Work to be completed -
Send back the records in full, character for character.

________________________

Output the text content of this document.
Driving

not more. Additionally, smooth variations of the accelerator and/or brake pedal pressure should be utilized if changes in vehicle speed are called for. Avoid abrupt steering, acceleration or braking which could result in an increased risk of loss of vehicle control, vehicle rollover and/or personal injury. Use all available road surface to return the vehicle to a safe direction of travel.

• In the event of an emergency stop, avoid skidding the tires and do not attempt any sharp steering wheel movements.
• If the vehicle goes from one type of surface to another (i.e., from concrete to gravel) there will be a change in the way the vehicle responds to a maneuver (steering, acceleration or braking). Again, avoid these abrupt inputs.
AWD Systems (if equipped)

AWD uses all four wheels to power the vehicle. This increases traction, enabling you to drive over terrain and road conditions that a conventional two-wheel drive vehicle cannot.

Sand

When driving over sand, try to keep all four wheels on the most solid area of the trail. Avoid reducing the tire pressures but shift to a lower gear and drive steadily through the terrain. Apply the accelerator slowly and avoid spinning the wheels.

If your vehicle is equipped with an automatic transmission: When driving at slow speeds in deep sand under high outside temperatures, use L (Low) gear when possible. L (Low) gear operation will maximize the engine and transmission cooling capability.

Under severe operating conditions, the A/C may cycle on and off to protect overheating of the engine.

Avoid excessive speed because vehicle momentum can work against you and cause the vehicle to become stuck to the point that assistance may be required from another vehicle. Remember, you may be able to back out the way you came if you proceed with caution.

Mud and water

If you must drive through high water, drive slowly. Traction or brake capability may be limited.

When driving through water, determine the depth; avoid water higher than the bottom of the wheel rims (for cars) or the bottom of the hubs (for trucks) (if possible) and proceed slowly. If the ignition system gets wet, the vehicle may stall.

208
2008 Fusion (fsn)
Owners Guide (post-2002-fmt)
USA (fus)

________________________

Problem solution -
Output the text content of this document.
Driving

not more. Additionally, smooth variations of the accelerator and/or brake pedal pressure should be utilized if changes in vehicle speed are called for. Avoid abrupt steering, acceleration or braking which could result in an increased risk of loss of vehicle control, vehicle rollover and/or personal injury. Use all available road surface to return the vehicle to a safe direction of travel.

• In the event of an emergency stop, avoid skidding the tires and do not attempt any sharp steering wheel movements.
• If the vehicle goes from one type of surface to another (i.e., from concrete to gravel) there will be a change in the way the vehicle responds to a maneuver (steering, acceleration or braking). Again, avoid these abrupt inputs.
AWD Systems (if equipped)

AWD uses all four wheels to power the vehicle. This increases traction, enabling you to drive over terrain and road conditions that a conventional two-wheel drive vehicle cannot.

Sand

When driving over sand, try to keep all four wheels on the most solid area of the trail. Avoid reducing the tire pressures but shift to a lower gear and drive steadily through the terrain. Apply the accelerator slowly and avoid spinning the wheels.

If your vehicle is equipped with an automatic transmission: When driving at slow speeds in deep sand under high outside temperatures, use L (Low) gear when possible. L (Low) gear operation will maximize the engine and transmission cooling capability.

Under severe operating conditions, the A/C may cycle on and off to protect overheating of the engine.

Avoid excessive speed because vehicle momentum can work against you and cause the vehicle to become stuck to the point that assistance may be required from another vehicle. Remember, you may be able to back out the way you came if you proceed with caution.

Mud and water

If you must drive through high water, drive slowly. Traction or brake capability may be limited.

When driving through water, determine the depth; avoid water higher than the bottom of the wheel rims (for cars) or the bottom of the hubs (for trucks) (if possible) and proceed slowly. If the ignition system gets wet, the vehicle may stall.

208
2008 Fusion (fsn)
Owners Guide (post-2002-fmt)
USA (fus)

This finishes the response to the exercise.